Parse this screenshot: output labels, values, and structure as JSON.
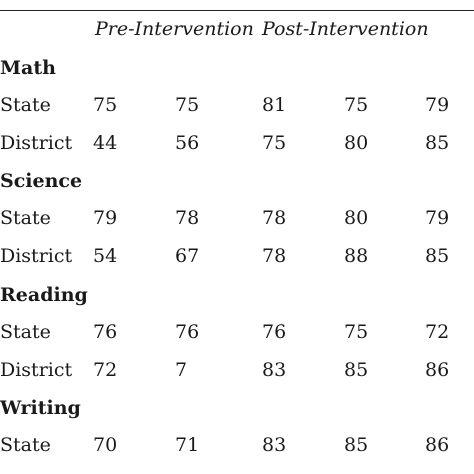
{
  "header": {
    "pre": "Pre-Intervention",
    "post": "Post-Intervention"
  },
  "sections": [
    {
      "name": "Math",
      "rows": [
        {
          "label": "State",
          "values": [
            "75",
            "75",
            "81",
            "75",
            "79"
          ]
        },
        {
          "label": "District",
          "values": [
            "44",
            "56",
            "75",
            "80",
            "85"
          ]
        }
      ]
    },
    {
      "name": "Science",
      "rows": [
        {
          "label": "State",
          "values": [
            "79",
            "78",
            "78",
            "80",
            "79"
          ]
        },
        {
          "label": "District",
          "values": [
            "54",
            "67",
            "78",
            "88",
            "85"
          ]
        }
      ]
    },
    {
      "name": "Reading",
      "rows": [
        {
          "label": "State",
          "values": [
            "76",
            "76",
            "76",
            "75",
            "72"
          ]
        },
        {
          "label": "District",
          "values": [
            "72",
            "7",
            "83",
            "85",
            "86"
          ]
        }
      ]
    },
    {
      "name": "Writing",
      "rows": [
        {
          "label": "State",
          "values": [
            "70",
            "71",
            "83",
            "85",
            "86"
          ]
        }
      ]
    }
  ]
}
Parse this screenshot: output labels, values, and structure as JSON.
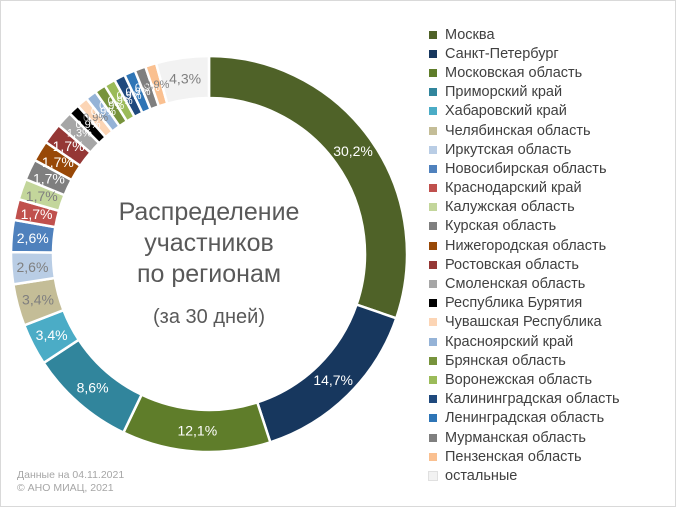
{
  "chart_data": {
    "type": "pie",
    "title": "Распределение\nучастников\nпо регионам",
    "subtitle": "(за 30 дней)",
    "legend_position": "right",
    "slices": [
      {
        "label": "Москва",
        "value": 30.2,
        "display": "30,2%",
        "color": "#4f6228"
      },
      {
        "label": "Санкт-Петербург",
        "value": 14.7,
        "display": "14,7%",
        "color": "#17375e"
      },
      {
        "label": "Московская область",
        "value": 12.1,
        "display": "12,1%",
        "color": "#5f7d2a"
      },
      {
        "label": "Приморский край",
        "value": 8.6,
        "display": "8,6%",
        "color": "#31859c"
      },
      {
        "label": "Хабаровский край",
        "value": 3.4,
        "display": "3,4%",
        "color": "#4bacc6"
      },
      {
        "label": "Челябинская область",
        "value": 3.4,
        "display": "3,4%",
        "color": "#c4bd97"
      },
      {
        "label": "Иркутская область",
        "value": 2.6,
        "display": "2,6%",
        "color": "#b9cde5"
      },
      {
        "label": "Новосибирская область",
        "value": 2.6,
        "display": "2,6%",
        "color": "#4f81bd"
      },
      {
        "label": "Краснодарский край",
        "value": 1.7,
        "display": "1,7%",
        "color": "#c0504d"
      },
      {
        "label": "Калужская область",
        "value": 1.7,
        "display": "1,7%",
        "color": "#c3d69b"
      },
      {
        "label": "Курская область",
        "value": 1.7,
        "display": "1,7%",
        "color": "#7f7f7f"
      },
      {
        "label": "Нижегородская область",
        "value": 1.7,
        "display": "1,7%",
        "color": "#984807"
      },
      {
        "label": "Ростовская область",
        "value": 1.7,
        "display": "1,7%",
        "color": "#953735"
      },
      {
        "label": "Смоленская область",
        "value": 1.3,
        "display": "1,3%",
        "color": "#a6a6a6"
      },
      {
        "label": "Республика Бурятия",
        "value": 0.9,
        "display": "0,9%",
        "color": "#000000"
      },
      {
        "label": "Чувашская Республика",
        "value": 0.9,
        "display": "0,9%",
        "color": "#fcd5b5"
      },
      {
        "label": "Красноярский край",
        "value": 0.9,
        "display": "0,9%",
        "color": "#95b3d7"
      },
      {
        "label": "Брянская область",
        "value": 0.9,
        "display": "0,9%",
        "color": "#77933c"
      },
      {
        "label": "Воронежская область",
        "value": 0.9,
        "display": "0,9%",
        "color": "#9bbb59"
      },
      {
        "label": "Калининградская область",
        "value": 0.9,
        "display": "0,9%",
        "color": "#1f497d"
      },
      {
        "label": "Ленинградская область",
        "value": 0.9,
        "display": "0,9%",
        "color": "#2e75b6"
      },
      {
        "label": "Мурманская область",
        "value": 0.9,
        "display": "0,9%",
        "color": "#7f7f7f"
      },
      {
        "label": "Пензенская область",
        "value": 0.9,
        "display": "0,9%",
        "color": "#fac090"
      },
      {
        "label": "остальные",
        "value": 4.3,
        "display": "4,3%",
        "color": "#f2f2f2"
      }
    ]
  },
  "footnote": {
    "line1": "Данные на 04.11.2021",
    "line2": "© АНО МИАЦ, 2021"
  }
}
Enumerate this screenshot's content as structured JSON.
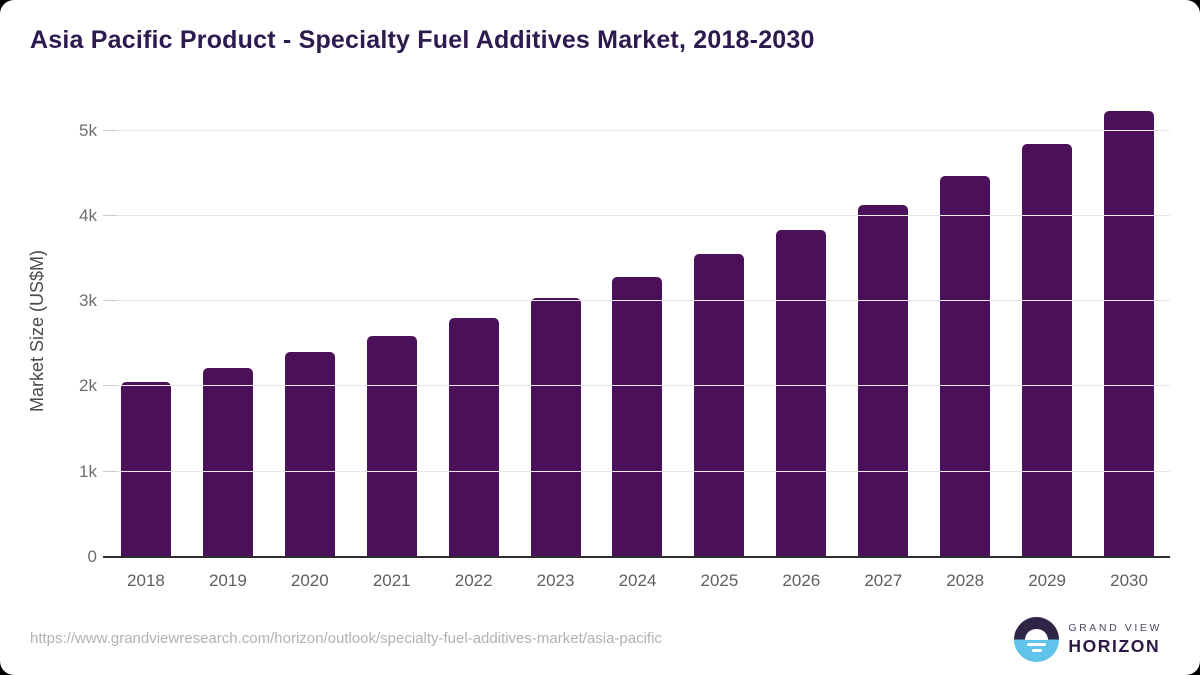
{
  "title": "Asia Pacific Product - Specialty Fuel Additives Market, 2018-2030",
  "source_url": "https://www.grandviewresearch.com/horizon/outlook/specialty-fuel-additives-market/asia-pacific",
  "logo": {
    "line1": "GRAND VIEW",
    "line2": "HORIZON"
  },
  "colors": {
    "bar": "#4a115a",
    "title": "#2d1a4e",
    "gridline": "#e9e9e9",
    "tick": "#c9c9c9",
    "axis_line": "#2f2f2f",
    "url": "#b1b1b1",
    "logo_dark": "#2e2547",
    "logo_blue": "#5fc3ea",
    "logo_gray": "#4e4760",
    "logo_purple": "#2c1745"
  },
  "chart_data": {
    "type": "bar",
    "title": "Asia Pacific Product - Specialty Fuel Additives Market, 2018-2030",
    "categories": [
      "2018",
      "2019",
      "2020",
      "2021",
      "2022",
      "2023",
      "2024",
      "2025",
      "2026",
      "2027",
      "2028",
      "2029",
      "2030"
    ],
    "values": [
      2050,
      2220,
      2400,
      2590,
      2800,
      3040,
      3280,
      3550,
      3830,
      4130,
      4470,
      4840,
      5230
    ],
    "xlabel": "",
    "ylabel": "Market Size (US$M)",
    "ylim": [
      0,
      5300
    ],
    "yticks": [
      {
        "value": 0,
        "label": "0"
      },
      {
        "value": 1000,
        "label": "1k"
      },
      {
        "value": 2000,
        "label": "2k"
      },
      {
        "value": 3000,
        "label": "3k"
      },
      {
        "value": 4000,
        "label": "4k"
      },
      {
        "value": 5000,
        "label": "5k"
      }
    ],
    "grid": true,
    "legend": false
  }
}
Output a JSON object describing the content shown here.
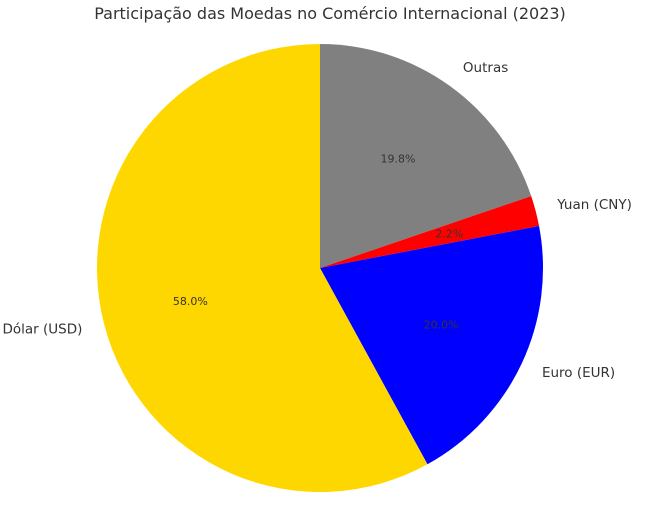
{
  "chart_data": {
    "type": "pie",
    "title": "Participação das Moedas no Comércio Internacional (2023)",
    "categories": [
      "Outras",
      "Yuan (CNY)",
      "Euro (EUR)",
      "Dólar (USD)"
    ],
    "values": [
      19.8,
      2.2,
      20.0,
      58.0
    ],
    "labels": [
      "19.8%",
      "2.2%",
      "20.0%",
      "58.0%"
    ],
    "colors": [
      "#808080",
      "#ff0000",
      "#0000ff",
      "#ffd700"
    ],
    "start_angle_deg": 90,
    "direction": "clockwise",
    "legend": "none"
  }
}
------
WHAT YOU WILL DO>
Note each line of the entries that has "Product" in it, and copy those lines.

COMPLETE OUTPUT>
  "title": "Asia Pacific Product - Specialty Fuel Additives Market, 2018-2030",
    "title": "Asia Pacific Product - Specialty Fuel Additives Market, 2018-2030",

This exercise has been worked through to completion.